INFORMATION GIVEN:

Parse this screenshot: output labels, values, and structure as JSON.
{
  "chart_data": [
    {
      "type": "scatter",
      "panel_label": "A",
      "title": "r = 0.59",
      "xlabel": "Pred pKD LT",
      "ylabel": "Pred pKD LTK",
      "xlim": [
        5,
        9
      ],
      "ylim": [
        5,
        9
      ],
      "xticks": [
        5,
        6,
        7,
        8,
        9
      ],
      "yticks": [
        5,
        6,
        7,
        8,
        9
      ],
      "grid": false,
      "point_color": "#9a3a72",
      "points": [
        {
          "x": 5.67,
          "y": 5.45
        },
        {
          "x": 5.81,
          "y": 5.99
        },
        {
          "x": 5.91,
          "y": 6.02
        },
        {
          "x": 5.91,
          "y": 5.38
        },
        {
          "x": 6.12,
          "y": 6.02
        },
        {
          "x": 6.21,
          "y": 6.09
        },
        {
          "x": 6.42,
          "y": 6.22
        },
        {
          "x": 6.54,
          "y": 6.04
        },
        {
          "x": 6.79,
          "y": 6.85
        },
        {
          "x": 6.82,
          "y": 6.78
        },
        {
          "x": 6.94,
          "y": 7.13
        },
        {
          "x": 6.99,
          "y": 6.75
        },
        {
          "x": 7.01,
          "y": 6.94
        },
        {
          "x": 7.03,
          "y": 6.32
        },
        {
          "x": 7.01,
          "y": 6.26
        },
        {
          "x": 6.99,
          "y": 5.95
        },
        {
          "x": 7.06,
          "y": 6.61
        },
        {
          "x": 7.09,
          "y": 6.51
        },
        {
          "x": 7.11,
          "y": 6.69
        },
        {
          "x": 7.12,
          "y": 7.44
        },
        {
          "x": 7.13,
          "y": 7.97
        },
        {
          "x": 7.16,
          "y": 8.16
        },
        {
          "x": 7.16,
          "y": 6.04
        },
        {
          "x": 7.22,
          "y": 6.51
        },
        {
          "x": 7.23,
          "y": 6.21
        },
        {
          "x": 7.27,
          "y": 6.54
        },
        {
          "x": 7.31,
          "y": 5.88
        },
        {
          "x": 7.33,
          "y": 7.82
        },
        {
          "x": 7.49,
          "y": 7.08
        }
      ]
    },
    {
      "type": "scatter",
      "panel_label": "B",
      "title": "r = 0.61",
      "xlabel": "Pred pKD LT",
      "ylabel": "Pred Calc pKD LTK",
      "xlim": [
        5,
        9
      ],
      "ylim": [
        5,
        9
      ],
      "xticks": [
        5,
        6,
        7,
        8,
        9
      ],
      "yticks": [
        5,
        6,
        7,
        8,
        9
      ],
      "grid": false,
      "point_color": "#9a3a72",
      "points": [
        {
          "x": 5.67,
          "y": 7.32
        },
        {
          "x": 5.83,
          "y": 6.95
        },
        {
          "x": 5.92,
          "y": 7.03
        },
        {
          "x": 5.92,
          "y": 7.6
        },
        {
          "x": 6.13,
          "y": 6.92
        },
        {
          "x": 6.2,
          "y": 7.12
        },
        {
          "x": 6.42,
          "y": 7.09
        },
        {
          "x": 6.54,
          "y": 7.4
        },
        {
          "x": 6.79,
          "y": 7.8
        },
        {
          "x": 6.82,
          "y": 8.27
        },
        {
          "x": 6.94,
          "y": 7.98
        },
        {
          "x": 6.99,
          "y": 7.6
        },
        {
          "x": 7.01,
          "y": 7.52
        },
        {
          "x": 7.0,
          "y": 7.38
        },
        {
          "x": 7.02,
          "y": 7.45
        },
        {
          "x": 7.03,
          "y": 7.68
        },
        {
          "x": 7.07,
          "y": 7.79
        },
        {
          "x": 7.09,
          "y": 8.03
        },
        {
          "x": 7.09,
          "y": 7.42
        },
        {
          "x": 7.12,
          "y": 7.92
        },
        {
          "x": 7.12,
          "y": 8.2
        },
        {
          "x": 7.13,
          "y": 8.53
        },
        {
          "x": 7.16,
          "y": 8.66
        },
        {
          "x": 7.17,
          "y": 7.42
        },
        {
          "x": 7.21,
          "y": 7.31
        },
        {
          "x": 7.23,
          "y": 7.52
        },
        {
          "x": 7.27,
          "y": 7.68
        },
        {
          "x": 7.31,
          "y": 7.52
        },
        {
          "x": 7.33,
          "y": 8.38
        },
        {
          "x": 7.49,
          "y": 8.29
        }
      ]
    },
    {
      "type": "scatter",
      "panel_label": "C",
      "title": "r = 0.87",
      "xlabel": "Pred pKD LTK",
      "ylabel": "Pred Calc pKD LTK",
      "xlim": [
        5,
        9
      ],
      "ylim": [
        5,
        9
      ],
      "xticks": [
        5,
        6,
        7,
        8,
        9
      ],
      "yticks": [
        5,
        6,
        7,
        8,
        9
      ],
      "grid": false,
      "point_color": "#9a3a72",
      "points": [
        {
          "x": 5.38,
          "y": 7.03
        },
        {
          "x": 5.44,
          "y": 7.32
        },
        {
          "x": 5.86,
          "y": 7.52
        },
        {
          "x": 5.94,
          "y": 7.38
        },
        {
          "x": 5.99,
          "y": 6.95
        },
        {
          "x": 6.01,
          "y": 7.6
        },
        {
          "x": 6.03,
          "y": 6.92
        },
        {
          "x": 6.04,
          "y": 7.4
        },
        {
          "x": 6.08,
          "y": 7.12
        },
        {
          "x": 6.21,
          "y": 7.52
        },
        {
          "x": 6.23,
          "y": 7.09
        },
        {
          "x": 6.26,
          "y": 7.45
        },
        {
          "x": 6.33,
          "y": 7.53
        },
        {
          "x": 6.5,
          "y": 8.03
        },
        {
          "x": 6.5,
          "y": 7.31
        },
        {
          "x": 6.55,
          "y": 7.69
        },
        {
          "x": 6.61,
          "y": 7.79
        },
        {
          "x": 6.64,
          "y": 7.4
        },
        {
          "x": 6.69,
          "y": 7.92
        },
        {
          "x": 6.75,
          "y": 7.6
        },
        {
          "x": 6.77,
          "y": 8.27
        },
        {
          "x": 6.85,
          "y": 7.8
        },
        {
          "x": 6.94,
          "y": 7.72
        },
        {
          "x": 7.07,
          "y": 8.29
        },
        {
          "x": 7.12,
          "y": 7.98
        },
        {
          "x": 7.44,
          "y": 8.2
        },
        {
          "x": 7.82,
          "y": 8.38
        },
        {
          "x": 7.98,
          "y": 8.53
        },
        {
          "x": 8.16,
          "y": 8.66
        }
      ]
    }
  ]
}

SET EXERCISE: Write out the records above again, keeping each one identical to the original.

FULL OUTPUT:
Parse this screenshot: output labels, values, and structure as JSON.
{
  "chart_data": [
    {
      "type": "scatter",
      "panel_label": "A",
      "title": "r = 0.59",
      "xlabel": "Pred pKD LT",
      "ylabel": "Pred pKD LTK",
      "xlim": [
        5,
        9
      ],
      "ylim": [
        5,
        9
      ],
      "xticks": [
        5,
        6,
        7,
        8,
        9
      ],
      "yticks": [
        5,
        6,
        7,
        8,
        9
      ],
      "grid": false,
      "point_color": "#9a3a72",
      "points": [
        {
          "x": 5.67,
          "y": 5.45
        },
        {
          "x": 5.81,
          "y": 5.99
        },
        {
          "x": 5.91,
          "y": 6.02
        },
        {
          "x": 5.91,
          "y": 5.38
        },
        {
          "x": 6.12,
          "y": 6.02
        },
        {
          "x": 6.21,
          "y": 6.09
        },
        {
          "x": 6.42,
          "y": 6.22
        },
        {
          "x": 6.54,
          "y": 6.04
        },
        {
          "x": 6.79,
          "y": 6.85
        },
        {
          "x": 6.82,
          "y": 6.78
        },
        {
          "x": 6.94,
          "y": 7.13
        },
        {
          "x": 6.99,
          "y": 6.75
        },
        {
          "x": 7.01,
          "y": 6.94
        },
        {
          "x": 7.03,
          "y": 6.32
        },
        {
          "x": 7.01,
          "y": 6.26
        },
        {
          "x": 6.99,
          "y": 5.95
        },
        {
          "x": 7.06,
          "y": 6.61
        },
        {
          "x": 7.09,
          "y": 6.51
        },
        {
          "x": 7.11,
          "y": 6.69
        },
        {
          "x": 7.12,
          "y": 7.44
        },
        {
          "x": 7.13,
          "y": 7.97
        },
        {
          "x": 7.16,
          "y": 8.16
        },
        {
          "x": 7.16,
          "y": 6.04
        },
        {
          "x": 7.22,
          "y": 6.51
        },
        {
          "x": 7.23,
          "y": 6.21
        },
        {
          "x": 7.27,
          "y": 6.54
        },
        {
          "x": 7.31,
          "y": 5.88
        },
        {
          "x": 7.33,
          "y": 7.82
        },
        {
          "x": 7.49,
          "y": 7.08
        }
      ]
    },
    {
      "type": "scatter",
      "panel_label": "B",
      "title": "r = 0.61",
      "xlabel": "Pred pKD LT",
      "ylabel": "Pred Calc pKD LTK",
      "xlim": [
        5,
        9
      ],
      "ylim": [
        5,
        9
      ],
      "xticks": [
        5,
        6,
        7,
        8,
        9
      ],
      "yticks": [
        5,
        6,
        7,
        8,
        9
      ],
      "grid": false,
      "point_color": "#9a3a72",
      "points": [
        {
          "x": 5.67,
          "y": 7.32
        },
        {
          "x": 5.83,
          "y": 6.95
        },
        {
          "x": 5.92,
          "y": 7.03
        },
        {
          "x": 5.92,
          "y": 7.6
        },
        {
          "x": 6.13,
          "y": 6.92
        },
        {
          "x": 6.2,
          "y": 7.12
        },
        {
          "x": 6.42,
          "y": 7.09
        },
        {
          "x": 6.54,
          "y": 7.4
        },
        {
          "x": 6.79,
          "y": 7.8
        },
        {
          "x": 6.82,
          "y": 8.27
        },
        {
          "x": 6.94,
          "y": 7.98
        },
        {
          "x": 6.99,
          "y": 7.6
        },
        {
          "x": 7.01,
          "y": 7.52
        },
        {
          "x": 7.0,
          "y": 7.38
        },
        {
          "x": 7.02,
          "y": 7.45
        },
        {
          "x": 7.03,
          "y": 7.68
        },
        {
          "x": 7.07,
          "y": 7.79
        },
        {
          "x": 7.09,
          "y": 8.03
        },
        {
          "x": 7.09,
          "y": 7.42
        },
        {
          "x": 7.12,
          "y": 7.92
        },
        {
          "x": 7.12,
          "y": 8.2
        },
        {
          "x": 7.13,
          "y": 8.53
        },
        {
          "x": 7.16,
          "y": 8.66
        },
        {
          "x": 7.17,
          "y": 7.42
        },
        {
          "x": 7.21,
          "y": 7.31
        },
        {
          "x": 7.23,
          "y": 7.52
        },
        {
          "x": 7.27,
          "y": 7.68
        },
        {
          "x": 7.31,
          "y": 7.52
        },
        {
          "x": 7.33,
          "y": 8.38
        },
        {
          "x": 7.49,
          "y": 8.29
        }
      ]
    },
    {
      "type": "scatter",
      "panel_label": "C",
      "title": "r = 0.87",
      "xlabel": "Pred pKD LTK",
      "ylabel": "Pred Calc pKD LTK",
      "xlim": [
        5,
        9
      ],
      "ylim": [
        5,
        9
      ],
      "xticks": [
        5,
        6,
        7,
        8,
        9
      ],
      "yticks": [
        5,
        6,
        7,
        8,
        9
      ],
      "grid": false,
      "point_color": "#9a3a72",
      "points": [
        {
          "x": 5.38,
          "y": 7.03
        },
        {
          "x": 5.44,
          "y": 7.32
        },
        {
          "x": 5.86,
          "y": 7.52
        },
        {
          "x": 5.94,
          "y": 7.38
        },
        {
          "x": 5.99,
          "y": 6.95
        },
        {
          "x": 6.01,
          "y": 7.6
        },
        {
          "x": 6.03,
          "y": 6.92
        },
        {
          "x": 6.04,
          "y": 7.4
        },
        {
          "x": 6.08,
          "y": 7.12
        },
        {
          "x": 6.21,
          "y": 7.52
        },
        {
          "x": 6.23,
          "y": 7.09
        },
        {
          "x": 6.26,
          "y": 7.45
        },
        {
          "x": 6.33,
          "y": 7.53
        },
        {
          "x": 6.5,
          "y": 8.03
        },
        {
          "x": 6.5,
          "y": 7.31
        },
        {
          "x": 6.55,
          "y": 7.69
        },
        {
          "x": 6.61,
          "y": 7.79
        },
        {
          "x": 6.64,
          "y": 7.4
        },
        {
          "x": 6.69,
          "y": 7.92
        },
        {
          "x": 6.75,
          "y": 7.6
        },
        {
          "x": 6.77,
          "y": 8.27
        },
        {
          "x": 6.85,
          "y": 7.8
        },
        {
          "x": 6.94,
          "y": 7.72
        },
        {
          "x": 7.07,
          "y": 8.29
        },
        {
          "x": 7.12,
          "y": 7.98
        },
        {
          "x": 7.44,
          "y": 8.2
        },
        {
          "x": 7.82,
          "y": 8.38
        },
        {
          "x": 7.98,
          "y": 8.53
        },
        {
          "x": 8.16,
          "y": 8.66
        }
      ]
    }
  ]
}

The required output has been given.